Pictures stay out; everything else in the records below is copied exactly.

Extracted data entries
- - -

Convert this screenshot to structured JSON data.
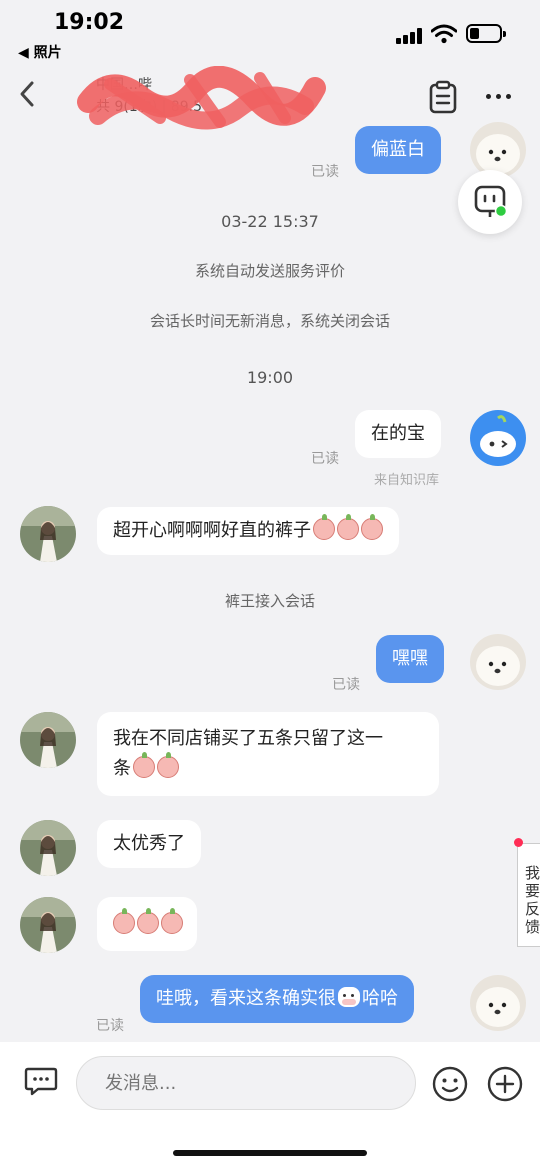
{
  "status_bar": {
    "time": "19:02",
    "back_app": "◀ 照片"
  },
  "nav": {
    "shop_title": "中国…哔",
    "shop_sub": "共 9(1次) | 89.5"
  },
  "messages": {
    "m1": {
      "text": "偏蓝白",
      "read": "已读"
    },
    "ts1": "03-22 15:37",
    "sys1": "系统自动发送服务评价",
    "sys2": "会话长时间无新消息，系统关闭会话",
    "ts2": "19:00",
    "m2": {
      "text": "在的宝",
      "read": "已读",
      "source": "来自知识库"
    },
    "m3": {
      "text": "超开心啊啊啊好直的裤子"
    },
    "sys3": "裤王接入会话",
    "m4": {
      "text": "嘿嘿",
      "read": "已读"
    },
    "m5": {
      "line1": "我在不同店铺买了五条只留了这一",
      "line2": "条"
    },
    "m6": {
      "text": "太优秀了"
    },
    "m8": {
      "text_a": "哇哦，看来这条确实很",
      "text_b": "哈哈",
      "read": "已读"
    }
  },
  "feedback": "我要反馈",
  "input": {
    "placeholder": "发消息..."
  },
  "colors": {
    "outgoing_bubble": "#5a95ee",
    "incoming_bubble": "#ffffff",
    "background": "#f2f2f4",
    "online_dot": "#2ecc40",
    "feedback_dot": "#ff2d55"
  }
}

- - -

# OUTPUT OF THE EXERCISE
Convert this screenshot to structured JSON data.
{
  "status_bar": {
    "time": "19:02",
    "back_app": "◀ 照片"
  },
  "nav": {
    "shop_title": "中国…哔",
    "shop_sub": "共 9(1次) | 89.5"
  },
  "messages": {
    "m1": {
      "text": "偏蓝白",
      "read": "已读"
    },
    "ts1": "03-22 15:37",
    "sys1": "系统自动发送服务评价",
    "sys2": "会话长时间无新消息，系统关闭会话",
    "ts2": "19:00",
    "m2": {
      "text": "在的宝",
      "read": "已读",
      "source": "来自知识库"
    },
    "m3": {
      "text": "超开心啊啊啊好直的裤子"
    },
    "sys3": "裤王接入会话",
    "m4": {
      "text": "嘿嘿",
      "read": "已读"
    },
    "m5": {
      "line1": "我在不同店铺买了五条只留了这一",
      "line2": "条"
    },
    "m6": {
      "text": "太优秀了"
    },
    "m8": {
      "text_a": "哇哦，看来这条确实很",
      "text_b": "哈哈",
      "read": "已读"
    }
  },
  "feedback": "我要反馈",
  "input": {
    "placeholder": "发消息..."
  },
  "colors": {
    "outgoing_bubble": "#5a95ee",
    "incoming_bubble": "#ffffff",
    "background": "#f2f2f4",
    "online_dot": "#2ecc40",
    "feedback_dot": "#ff2d55"
  }
}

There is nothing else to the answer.